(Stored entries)
——

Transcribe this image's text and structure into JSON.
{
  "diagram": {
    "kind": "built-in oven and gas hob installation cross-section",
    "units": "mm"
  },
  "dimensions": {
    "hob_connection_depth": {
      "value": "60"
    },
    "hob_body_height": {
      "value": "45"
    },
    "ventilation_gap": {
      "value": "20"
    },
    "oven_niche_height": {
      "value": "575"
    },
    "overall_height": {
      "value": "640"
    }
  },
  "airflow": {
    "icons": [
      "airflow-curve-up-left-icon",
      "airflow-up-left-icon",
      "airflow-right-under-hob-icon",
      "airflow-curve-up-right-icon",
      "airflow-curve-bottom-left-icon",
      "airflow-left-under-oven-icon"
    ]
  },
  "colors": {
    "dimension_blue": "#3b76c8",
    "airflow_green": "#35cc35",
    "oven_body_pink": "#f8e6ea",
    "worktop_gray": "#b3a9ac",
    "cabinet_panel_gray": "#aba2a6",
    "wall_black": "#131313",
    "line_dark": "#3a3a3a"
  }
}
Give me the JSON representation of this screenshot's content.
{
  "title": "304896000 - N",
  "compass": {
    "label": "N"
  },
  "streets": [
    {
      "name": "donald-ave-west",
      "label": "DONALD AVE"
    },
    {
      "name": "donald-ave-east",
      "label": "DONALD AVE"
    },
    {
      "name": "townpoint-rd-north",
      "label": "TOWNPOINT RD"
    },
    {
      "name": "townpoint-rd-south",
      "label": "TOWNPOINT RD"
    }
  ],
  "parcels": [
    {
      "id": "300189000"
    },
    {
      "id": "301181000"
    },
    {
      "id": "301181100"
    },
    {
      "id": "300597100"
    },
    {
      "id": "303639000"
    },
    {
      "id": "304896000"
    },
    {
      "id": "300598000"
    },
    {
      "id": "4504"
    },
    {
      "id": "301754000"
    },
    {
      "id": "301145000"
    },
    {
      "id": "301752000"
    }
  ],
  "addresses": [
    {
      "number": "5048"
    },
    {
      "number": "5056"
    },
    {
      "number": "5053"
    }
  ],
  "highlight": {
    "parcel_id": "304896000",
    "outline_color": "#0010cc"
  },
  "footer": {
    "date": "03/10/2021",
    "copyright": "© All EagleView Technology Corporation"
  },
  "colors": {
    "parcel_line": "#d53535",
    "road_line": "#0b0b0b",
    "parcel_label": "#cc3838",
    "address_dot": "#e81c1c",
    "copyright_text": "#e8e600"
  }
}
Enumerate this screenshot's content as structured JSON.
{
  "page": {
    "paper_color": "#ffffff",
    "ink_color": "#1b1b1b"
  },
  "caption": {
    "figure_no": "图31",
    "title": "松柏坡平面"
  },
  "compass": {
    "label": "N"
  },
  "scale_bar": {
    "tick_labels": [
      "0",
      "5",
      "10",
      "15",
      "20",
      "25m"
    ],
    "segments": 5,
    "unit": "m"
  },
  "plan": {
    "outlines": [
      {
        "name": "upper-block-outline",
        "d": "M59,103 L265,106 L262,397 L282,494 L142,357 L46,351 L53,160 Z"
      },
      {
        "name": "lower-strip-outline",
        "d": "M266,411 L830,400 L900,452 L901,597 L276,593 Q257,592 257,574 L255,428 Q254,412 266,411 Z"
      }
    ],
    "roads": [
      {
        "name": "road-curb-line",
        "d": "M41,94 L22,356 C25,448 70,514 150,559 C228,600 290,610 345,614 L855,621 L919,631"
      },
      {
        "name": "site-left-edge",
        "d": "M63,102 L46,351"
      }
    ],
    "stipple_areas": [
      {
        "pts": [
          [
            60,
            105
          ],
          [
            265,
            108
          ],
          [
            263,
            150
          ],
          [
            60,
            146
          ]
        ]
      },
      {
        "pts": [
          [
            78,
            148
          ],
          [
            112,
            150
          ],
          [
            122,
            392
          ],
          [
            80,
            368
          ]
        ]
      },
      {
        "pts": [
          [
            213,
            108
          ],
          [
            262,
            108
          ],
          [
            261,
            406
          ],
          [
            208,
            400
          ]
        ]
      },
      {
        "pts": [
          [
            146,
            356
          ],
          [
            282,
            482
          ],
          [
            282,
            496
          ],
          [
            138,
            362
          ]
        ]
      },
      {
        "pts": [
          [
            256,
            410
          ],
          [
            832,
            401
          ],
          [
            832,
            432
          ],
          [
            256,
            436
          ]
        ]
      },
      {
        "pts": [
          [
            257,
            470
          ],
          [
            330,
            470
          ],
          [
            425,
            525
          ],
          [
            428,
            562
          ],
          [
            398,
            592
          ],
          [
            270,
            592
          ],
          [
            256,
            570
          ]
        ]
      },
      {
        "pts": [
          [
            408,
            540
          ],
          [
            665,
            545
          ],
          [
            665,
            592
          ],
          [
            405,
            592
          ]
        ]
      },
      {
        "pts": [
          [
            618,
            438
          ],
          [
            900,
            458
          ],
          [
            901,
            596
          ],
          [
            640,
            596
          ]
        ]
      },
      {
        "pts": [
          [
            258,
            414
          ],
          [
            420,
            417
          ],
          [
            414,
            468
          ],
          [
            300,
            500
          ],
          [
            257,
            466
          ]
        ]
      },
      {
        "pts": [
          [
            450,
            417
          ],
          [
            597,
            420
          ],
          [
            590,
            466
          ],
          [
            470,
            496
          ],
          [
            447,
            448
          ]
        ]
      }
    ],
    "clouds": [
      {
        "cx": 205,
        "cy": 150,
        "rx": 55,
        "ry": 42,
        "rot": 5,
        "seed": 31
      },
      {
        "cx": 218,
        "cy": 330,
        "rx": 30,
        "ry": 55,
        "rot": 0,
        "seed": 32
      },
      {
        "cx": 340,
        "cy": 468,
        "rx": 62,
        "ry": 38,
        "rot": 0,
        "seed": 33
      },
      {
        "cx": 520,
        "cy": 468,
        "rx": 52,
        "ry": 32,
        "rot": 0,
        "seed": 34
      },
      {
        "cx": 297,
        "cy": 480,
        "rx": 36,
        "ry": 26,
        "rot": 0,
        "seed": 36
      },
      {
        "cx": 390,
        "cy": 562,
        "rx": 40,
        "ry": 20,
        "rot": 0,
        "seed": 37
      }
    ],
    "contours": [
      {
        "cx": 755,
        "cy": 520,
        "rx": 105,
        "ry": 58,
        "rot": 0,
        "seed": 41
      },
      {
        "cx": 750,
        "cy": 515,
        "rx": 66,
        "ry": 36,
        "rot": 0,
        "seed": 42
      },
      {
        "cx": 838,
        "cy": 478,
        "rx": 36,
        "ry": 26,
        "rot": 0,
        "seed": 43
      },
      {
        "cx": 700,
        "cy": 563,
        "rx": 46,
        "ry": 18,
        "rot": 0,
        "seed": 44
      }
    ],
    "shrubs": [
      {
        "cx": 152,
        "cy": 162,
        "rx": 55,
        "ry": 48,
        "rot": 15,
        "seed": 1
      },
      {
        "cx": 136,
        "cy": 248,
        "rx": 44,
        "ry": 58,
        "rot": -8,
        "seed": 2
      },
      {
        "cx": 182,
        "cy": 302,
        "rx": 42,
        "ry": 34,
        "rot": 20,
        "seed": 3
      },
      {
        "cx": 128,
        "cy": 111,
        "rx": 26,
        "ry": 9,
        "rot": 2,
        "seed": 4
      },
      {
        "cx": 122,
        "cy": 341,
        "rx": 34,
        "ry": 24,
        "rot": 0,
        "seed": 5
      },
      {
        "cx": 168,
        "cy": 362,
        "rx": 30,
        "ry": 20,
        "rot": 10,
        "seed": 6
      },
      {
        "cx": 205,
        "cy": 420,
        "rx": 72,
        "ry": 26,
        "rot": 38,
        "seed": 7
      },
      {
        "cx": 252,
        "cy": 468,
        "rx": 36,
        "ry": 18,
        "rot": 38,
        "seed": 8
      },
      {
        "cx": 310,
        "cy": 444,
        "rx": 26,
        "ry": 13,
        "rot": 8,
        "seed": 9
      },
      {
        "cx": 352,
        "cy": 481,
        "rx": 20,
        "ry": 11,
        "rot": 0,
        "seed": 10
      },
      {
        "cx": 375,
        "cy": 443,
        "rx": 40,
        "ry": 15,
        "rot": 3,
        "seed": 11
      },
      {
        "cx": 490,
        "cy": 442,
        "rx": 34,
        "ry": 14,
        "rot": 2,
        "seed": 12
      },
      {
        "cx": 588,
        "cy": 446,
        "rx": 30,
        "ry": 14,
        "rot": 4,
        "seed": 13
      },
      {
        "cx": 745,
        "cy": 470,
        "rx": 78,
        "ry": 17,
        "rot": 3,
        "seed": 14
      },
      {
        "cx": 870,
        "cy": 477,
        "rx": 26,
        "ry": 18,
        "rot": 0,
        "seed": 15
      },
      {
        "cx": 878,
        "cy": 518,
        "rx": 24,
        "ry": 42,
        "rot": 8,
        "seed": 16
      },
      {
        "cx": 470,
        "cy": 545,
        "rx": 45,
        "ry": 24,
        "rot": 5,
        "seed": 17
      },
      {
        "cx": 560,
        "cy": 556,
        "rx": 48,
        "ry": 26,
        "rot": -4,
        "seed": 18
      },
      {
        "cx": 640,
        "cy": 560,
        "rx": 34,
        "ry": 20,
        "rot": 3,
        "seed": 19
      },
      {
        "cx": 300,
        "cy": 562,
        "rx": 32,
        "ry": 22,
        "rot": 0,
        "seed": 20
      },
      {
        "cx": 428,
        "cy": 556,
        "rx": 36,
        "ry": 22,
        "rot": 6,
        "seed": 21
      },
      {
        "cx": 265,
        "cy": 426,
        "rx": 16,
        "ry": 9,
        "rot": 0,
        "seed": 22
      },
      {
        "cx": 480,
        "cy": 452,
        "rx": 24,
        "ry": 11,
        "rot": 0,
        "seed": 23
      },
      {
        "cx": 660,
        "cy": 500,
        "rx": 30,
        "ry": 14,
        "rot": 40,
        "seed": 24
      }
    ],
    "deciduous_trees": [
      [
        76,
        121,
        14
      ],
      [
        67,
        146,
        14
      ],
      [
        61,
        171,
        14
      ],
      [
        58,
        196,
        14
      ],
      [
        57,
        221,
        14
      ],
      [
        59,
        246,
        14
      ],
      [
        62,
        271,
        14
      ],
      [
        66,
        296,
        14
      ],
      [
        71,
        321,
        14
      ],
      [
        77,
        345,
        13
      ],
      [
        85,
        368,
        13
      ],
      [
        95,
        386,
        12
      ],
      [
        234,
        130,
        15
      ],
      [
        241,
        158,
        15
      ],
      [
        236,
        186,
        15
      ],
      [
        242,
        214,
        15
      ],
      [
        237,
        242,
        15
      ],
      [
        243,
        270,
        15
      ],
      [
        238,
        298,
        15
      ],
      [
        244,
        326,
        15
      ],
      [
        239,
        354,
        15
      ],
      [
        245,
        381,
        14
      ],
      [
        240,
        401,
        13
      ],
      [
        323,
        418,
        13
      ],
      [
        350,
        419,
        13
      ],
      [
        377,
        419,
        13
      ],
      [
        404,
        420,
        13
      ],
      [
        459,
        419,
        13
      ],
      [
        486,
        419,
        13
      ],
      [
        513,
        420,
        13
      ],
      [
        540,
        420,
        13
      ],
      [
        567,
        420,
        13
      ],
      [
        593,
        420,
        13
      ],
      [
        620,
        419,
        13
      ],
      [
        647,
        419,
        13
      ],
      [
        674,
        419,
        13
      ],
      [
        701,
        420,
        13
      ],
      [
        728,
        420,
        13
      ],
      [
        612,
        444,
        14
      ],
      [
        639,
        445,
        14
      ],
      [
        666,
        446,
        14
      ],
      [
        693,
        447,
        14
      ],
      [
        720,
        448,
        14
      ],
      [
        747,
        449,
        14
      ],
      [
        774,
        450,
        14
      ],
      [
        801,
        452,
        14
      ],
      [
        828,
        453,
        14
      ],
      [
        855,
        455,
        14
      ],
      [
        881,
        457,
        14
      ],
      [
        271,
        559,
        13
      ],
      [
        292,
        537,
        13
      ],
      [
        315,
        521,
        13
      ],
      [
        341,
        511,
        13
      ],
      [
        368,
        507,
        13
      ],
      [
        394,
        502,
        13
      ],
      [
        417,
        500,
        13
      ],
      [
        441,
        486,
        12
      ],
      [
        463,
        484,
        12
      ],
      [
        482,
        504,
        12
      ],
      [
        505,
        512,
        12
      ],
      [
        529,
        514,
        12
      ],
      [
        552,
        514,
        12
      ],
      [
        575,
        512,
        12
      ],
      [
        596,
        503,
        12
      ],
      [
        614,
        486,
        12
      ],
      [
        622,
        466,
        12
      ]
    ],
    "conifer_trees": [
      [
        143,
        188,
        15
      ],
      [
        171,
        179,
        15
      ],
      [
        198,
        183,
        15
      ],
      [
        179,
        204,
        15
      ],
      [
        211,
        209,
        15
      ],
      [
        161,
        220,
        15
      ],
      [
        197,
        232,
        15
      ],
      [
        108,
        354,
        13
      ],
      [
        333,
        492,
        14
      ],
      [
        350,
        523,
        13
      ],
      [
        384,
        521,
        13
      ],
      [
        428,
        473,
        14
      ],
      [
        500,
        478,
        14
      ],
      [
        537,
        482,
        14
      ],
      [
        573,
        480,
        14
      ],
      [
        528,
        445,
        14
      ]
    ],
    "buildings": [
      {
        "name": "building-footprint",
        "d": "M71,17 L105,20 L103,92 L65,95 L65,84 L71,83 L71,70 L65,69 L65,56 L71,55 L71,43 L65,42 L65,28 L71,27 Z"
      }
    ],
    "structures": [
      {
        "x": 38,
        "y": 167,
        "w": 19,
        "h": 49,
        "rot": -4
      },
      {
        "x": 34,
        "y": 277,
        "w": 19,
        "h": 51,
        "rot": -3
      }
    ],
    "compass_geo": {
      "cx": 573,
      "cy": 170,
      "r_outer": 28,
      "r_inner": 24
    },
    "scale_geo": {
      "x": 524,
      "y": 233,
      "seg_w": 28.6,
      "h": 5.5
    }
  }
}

——

Goal of the exercise:
Identify each line of the material where the word "left" shows up, and copy it.

Exercise response:
      "airflow-curve-up-left-icon",
      "airflow-up-left-icon",
      "airflow-curve-bottom-left-icon",
      "airflow-left-under-oven-icon"
        "name": "site-left-edge",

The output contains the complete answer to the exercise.